+++ Items
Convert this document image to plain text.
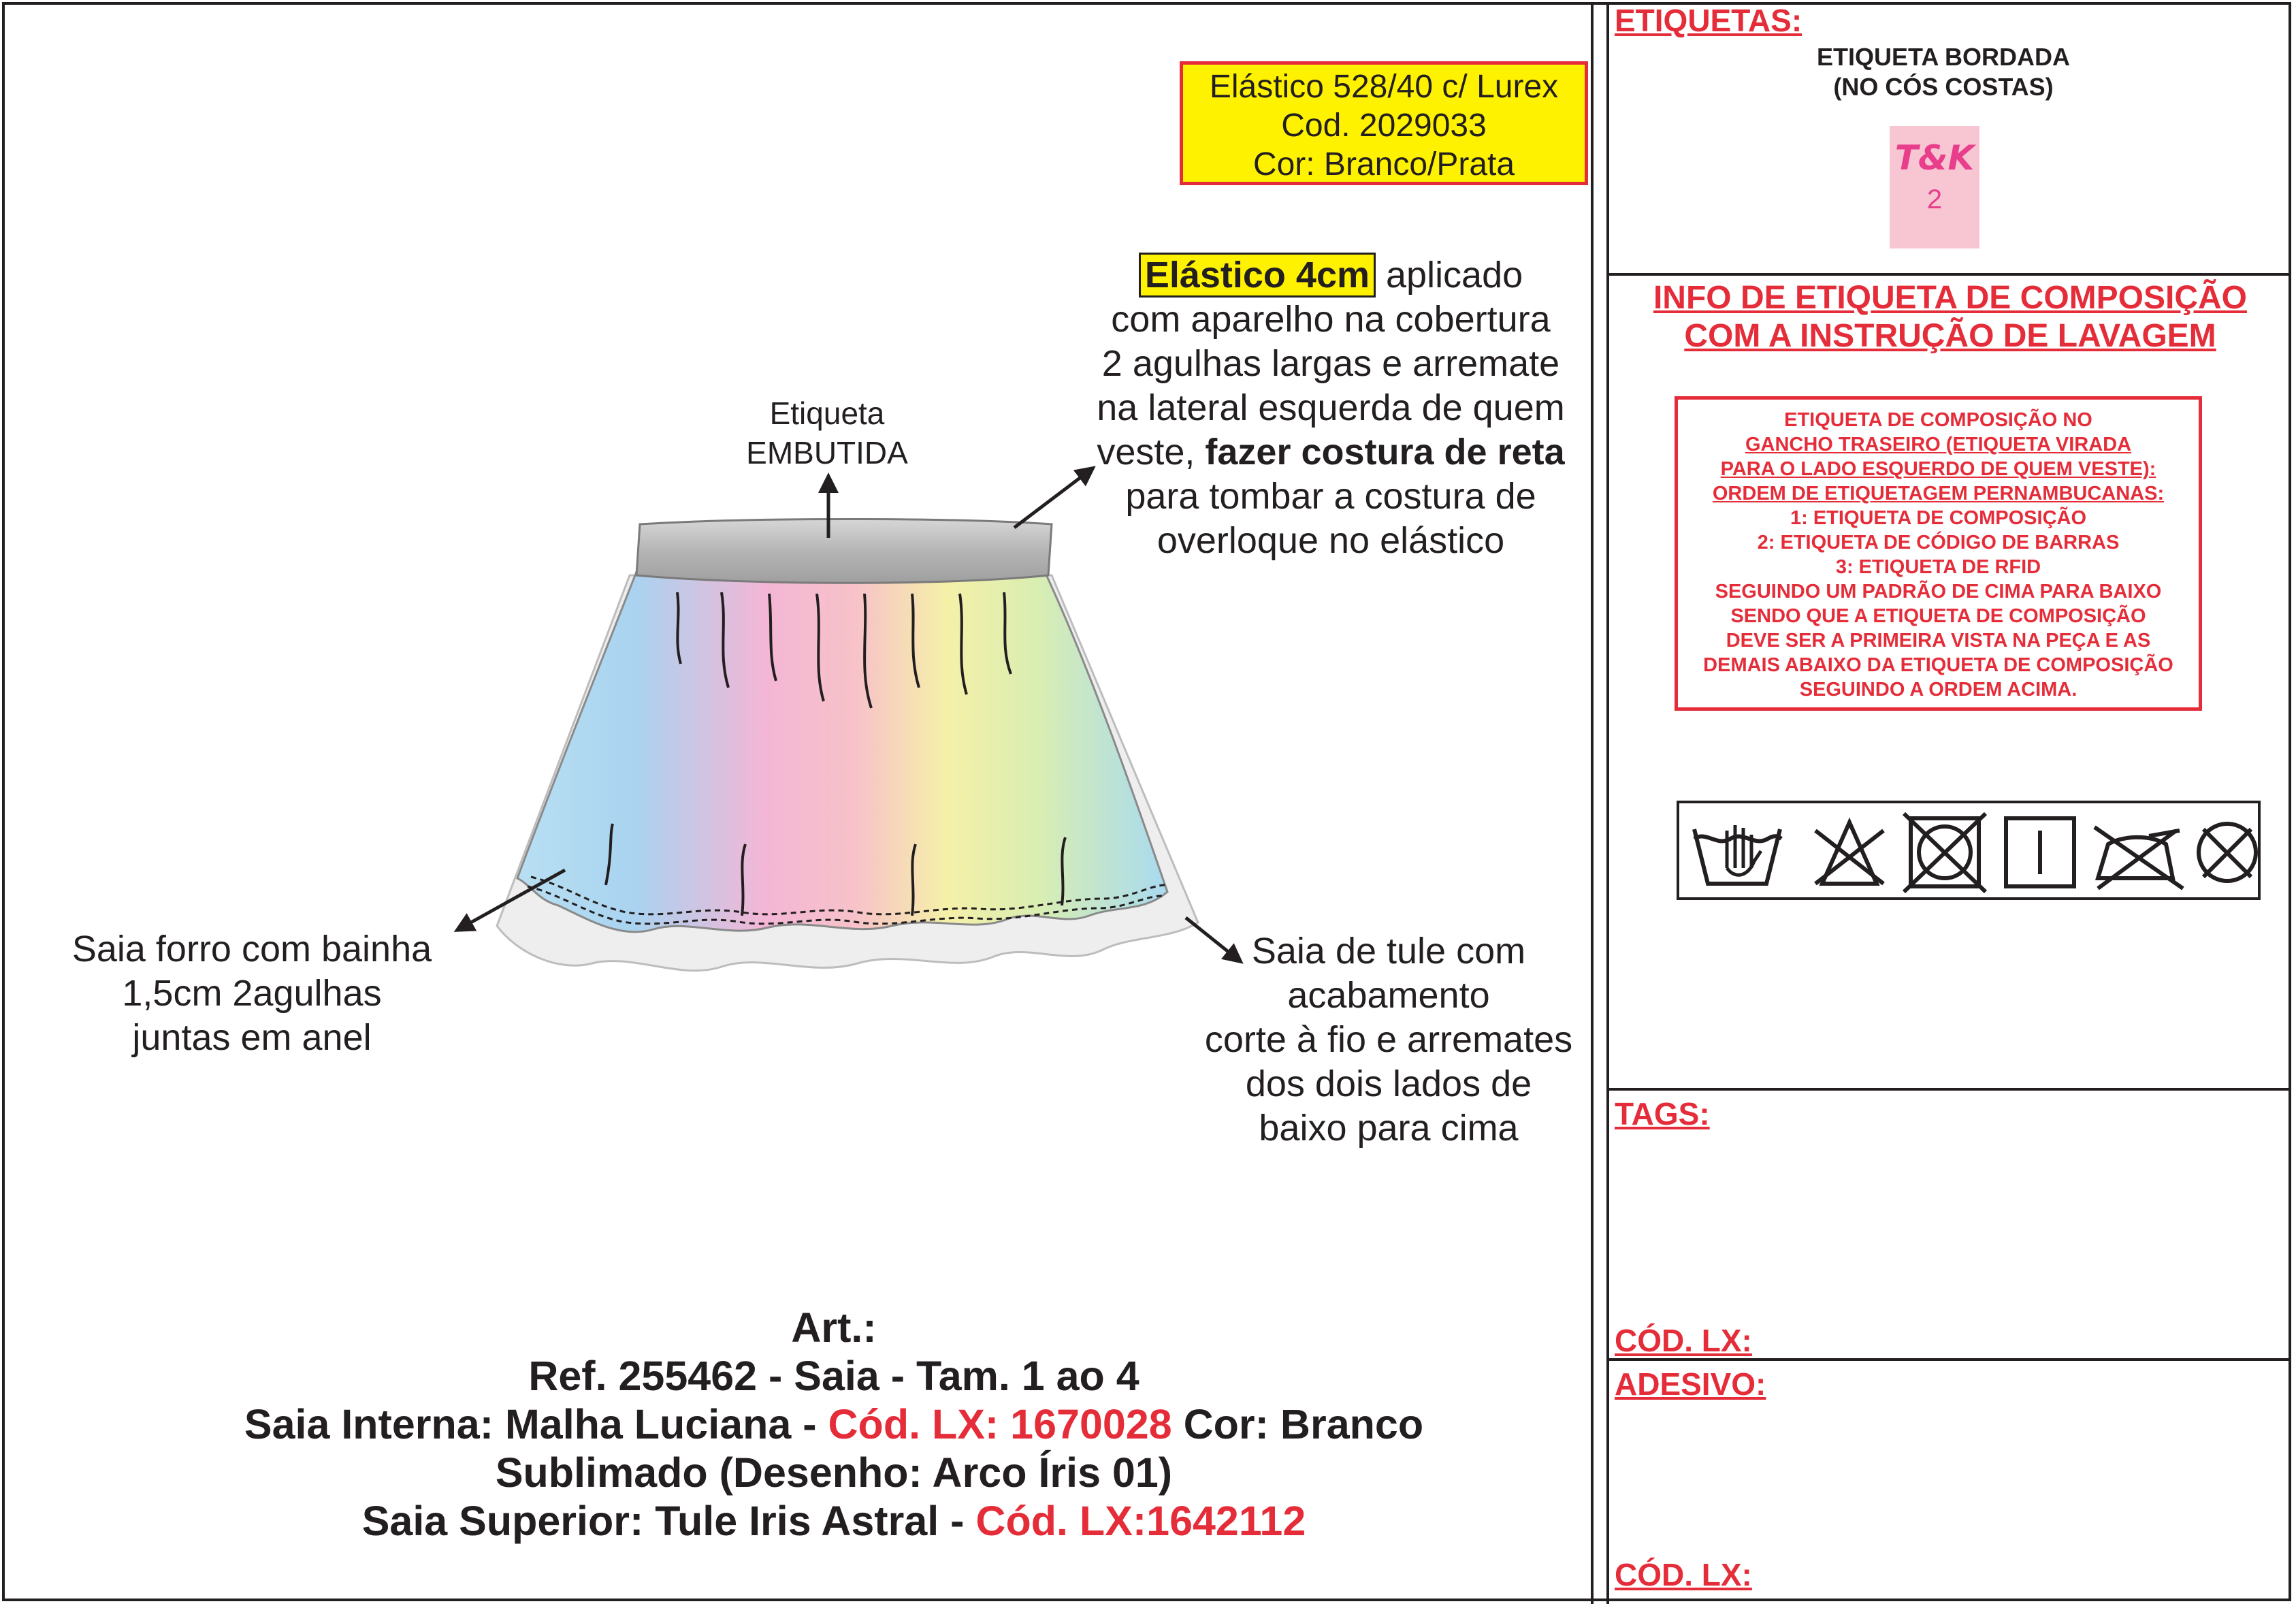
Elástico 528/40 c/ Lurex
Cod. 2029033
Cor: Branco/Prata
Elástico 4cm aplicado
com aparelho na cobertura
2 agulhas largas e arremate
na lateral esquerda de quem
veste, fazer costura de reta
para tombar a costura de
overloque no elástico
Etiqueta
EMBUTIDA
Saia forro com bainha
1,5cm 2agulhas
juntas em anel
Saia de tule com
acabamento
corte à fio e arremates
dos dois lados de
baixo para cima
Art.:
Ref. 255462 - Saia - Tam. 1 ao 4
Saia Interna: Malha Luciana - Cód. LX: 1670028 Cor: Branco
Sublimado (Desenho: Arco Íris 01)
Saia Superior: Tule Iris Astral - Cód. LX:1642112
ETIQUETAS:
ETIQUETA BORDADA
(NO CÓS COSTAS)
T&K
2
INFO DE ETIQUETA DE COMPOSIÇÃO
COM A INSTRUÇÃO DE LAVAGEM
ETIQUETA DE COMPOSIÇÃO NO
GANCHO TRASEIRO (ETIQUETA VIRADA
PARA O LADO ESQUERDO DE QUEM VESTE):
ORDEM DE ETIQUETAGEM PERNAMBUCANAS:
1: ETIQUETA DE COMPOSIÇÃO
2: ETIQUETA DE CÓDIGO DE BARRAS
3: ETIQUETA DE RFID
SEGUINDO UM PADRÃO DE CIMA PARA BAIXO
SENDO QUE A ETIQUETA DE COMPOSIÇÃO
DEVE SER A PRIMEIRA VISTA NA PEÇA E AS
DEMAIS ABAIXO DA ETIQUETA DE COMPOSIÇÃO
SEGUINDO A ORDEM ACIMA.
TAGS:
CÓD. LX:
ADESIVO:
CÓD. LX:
++++++
#### Aim
Except for the pictures, reproduce every line exactly.

#### Written response
Convert this document image to plain text.
Elástico 528/40 c/ Lurex
Cod. 2029033
Cor: Branco/Prata
Elástico 4cm aplicado
com aparelho na cobertura
2 agulhas largas e arremate
na lateral esquerda de quem
veste, fazer costura de reta
para tombar a costura de
overloque no elástico
Etiqueta
EMBUTIDA
Saia forro com bainha
1,5cm 2agulhas
juntas em anel
Saia de tule com
acabamento
corte à fio e arremates
dos dois lados de
baixo para cima
Art.:
Ref. 255462 - Saia - Tam. 1 ao 4
Saia Interna: Malha Luciana - Cód. LX: 1670028 Cor: Branco
Sublimado (Desenho: Arco Íris 01)
Saia Superior: Tule Iris Astral - Cód. LX:1642112
ETIQUETAS:
ETIQUETA BORDADA
(NO CÓS COSTAS)
T&K
2
INFO DE ETIQUETA DE COMPOSIÇÃO
COM A INSTRUÇÃO DE LAVAGEM
ETIQUETA DE COMPOSIÇÃO NO
GANCHO TRASEIRO (ETIQUETA VIRADA
PARA O LADO ESQUERDO DE QUEM VESTE):
ORDEM DE ETIQUETAGEM PERNAMBUCANAS:
1: ETIQUETA DE COMPOSIÇÃO
2: ETIQUETA DE CÓDIGO DE BARRAS
3: ETIQUETA DE RFID
SEGUINDO UM PADRÃO DE CIMA PARA BAIXO
SENDO QUE A ETIQUETA DE COMPOSIÇÃO
DEVE SER A PRIMEIRA VISTA NA PEÇA E AS
DEMAIS ABAIXO DA ETIQUETA DE COMPOSIÇÃO
SEGUINDO A ORDEM ACIMA.
TAGS:
CÓD. LX:
ADESIVO:
CÓD. LX:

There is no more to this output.